+++ Records supplied

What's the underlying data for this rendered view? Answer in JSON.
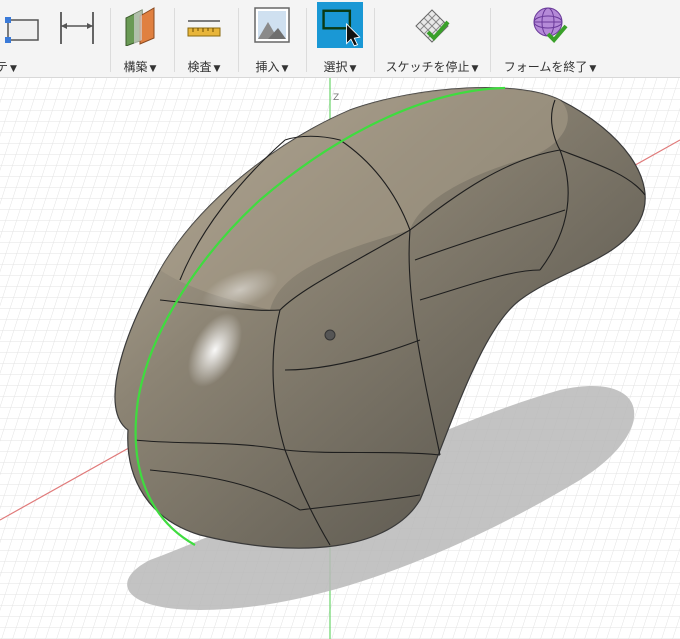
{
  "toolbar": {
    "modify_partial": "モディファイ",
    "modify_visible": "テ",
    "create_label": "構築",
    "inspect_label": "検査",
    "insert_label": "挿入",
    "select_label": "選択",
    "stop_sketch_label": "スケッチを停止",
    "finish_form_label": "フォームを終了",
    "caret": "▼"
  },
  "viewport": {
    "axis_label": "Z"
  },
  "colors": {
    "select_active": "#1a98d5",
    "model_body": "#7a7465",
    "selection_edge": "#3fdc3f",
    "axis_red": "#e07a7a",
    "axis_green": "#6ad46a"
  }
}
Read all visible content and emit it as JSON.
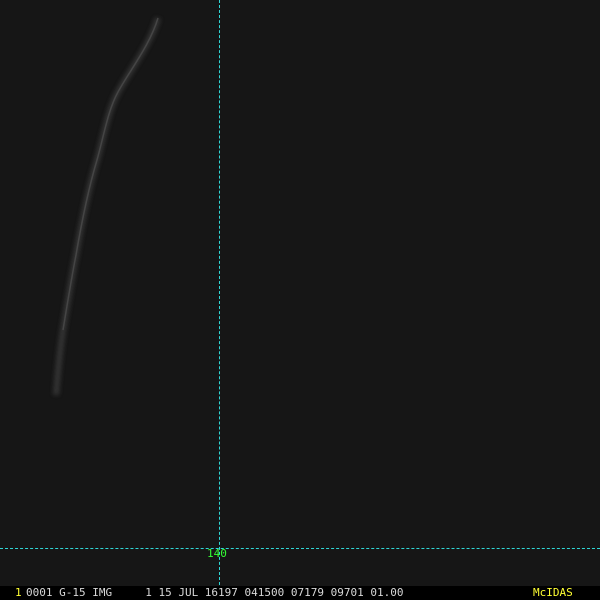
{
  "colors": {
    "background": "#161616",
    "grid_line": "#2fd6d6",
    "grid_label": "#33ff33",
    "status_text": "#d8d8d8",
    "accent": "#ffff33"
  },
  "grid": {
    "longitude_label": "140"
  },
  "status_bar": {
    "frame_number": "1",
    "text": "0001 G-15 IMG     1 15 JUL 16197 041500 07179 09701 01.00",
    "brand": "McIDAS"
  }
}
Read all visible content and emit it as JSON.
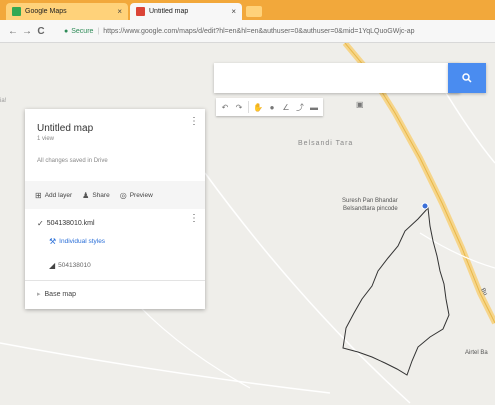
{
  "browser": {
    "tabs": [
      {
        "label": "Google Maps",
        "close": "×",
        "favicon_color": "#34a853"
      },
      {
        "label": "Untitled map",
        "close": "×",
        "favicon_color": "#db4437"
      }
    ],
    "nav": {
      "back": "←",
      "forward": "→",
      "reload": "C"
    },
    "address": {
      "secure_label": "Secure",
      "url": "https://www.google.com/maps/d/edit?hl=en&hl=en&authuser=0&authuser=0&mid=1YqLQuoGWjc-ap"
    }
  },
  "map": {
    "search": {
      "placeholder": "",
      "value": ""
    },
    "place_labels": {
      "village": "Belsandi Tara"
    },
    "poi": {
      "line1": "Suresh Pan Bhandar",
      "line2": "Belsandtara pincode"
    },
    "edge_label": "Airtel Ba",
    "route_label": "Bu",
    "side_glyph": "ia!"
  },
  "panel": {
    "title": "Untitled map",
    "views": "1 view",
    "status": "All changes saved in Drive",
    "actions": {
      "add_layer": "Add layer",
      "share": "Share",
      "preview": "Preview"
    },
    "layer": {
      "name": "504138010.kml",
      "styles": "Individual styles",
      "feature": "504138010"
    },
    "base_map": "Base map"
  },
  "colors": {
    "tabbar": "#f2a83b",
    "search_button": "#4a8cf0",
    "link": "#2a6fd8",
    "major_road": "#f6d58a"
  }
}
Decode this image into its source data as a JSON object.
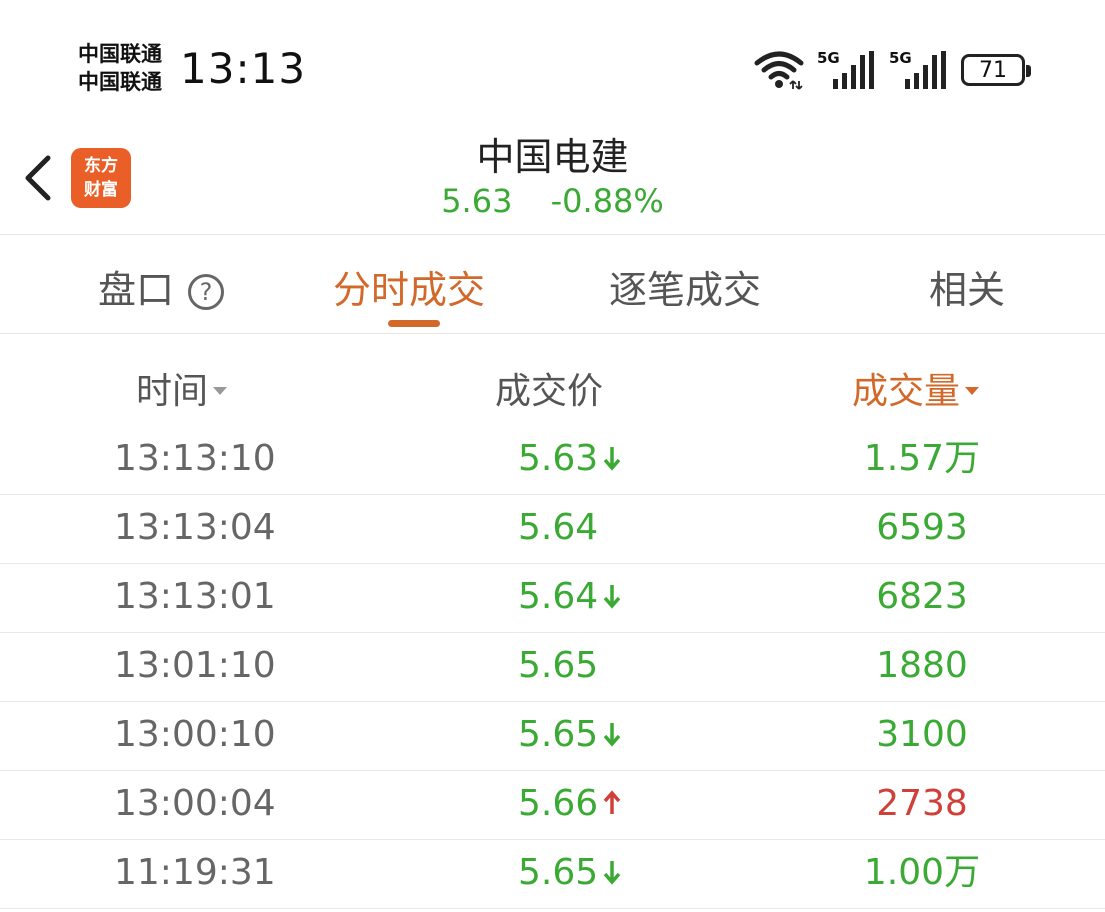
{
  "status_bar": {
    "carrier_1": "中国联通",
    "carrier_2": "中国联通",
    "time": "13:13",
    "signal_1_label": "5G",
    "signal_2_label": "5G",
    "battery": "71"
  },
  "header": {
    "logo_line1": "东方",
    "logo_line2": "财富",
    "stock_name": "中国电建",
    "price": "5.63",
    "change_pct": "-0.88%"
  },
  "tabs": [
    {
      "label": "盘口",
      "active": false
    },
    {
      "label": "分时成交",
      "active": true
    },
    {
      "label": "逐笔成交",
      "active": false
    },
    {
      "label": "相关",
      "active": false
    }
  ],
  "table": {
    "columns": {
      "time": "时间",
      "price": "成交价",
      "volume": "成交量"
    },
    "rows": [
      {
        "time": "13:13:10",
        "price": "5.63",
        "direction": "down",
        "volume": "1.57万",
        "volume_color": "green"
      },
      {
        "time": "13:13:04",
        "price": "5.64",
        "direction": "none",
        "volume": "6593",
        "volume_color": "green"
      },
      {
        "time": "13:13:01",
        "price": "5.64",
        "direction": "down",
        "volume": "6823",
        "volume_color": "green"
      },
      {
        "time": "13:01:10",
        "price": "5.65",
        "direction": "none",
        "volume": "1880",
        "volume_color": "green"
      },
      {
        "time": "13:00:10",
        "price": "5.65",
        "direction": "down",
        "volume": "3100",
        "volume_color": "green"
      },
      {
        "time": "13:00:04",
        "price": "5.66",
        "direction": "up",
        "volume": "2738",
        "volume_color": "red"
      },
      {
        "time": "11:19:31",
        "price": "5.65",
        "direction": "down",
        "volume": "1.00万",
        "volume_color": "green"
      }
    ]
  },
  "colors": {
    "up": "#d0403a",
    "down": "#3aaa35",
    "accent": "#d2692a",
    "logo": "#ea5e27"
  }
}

++++++

» What the task requires
Leave out every picture and copy the rest of the records exactly.

» Answer below
What's the underlying data for this rendered view? Answer in JSON.
{
  "toolbar": {
    "modify_partial": "モディファイ",
    "modify_visible": "テ",
    "create_label": "構築",
    "inspect_label": "検査",
    "insert_label": "挿入",
    "select_label": "選択",
    "stop_sketch_label": "スケッチを停止",
    "finish_form_label": "フォームを終了",
    "caret": "▼"
  },
  "viewport": {
    "axis_label": "Z"
  },
  "colors": {
    "select_active": "#1a98d5",
    "model_body": "#7a7465",
    "selection_edge": "#3fdc3f",
    "axis_red": "#e07a7a",
    "axis_green": "#6ad46a"
  }
}
Read all visible content and emit it as JSON.
{
  "colors": {
    "background": "#161616",
    "grid_line": "#2fd6d6",
    "grid_label": "#33ff33",
    "status_text": "#d8d8d8",
    "accent": "#ffff33"
  },
  "grid": {
    "longitude_label": "140"
  },
  "status_bar": {
    "frame_number": "1",
    "text": "0001 G-15 IMG     1 15 JUL 16197 041500 07179 09701 01.00",
    "brand": "McIDAS"
  }
}
Read all visible content and emit it as JSON.
{
  "browser": {
    "tabs": [
      {
        "label": "Google Maps",
        "close": "×",
        "favicon_color": "#34a853"
      },
      {
        "label": "Untitled map",
        "close": "×",
        "favicon_color": "#db4437"
      }
    ],
    "nav": {
      "back": "←",
      "forward": "→",
      "reload": "C"
    },
    "address": {
      "secure_label": "Secure",
      "url": "https://www.google.com/maps/d/edit?hl=en&hl=en&authuser=0&authuser=0&mid=1YqLQuoGWjc-ap"
    }
  },
  "map": {
    "search": {
      "placeholder": "",
      "value": ""
    },
    "place_labels": {
      "village": "Belsandi Tara"
    },
    "poi": {
      "line1": "Suresh Pan Bhandar",
      "line2": "Belsandtara pincode"
    },
    "edge_label": "Airtel Ba",
    "route_label": "Bu",
    "side_glyph": "ia!"
  },
  "panel": {
    "title": "Untitled map",
    "views": "1 view",
    "status": "All changes saved in Drive",
    "actions": {
      "add_layer": "Add layer",
      "share": "Share",
      "preview": "Preview"
    },
    "layer": {
      "name": "504138010.kml",
      "styles": "Individual styles",
      "feature": "504138010"
    },
    "base_map": "Base map"
  },
  "colors": {
    "tabbar": "#f2a83b",
    "search_button": "#4a8cf0",
    "link": "#2a6fd8",
    "major_road": "#f6d58a"
  }
}
Decode this image into its source data as a JSON object.
{
  "status_bar": {
    "carrier_1": "中国联通",
    "carrier_2": "中国联通",
    "time": "13:13",
    "signal_1_label": "5G",
    "signal_2_label": "5G",
    "battery": "71"
  },
  "header": {
    "logo_line1": "东方",
    "logo_line2": "财富",
    "stock_name": "中国电建",
    "price": "5.63",
    "change_pct": "-0.88%"
  },
  "tabs": [
    {
      "label": "盘口",
      "active": false
    },
    {
      "label": "分时成交",
      "active": true
    },
    {
      "label": "逐笔成交",
      "active": false
    },
    {
      "label": "相关",
      "active": false
    }
  ],
  "table": {
    "columns": {
      "time": "时间",
      "price": "成交价",
      "volume": "成交量"
    },
    "rows": [
      {
        "time": "13:13:10",
        "price": "5.63",
        "direction": "down",
        "volume": "1.57万",
        "volume_color": "green"
      },
      {
        "time": "13:13:04",
        "price": "5.64",
        "direction": "none",
        "volume": "6593",
        "volume_color": "green"
      },
      {
        "time": "13:13:01",
        "price": "5.64",
        "direction": "down",
        "volume": "6823",
        "volume_color": "green"
      },
      {
        "time": "13:01:10",
        "price": "5.65",
        "direction": "none",
        "volume": "1880",
        "volume_color": "green"
      },
      {
        "time": "13:00:10",
        "price": "5.65",
        "direction": "down",
        "volume": "3100",
        "volume_color": "green"
      },
      {
        "time": "13:00:04",
        "price": "5.66",
        "direction": "up",
        "volume": "2738",
        "volume_color": "red"
      },
      {
        "time": "11:19:31",
        "price": "5.65",
        "direction": "down",
        "volume": "1.00万",
        "volume_color": "green"
      }
    ]
  },
  "colors": {
    "up": "#d0403a",
    "down": "#3aaa35",
    "accent": "#d2692a",
    "logo": "#ea5e27"
  }
}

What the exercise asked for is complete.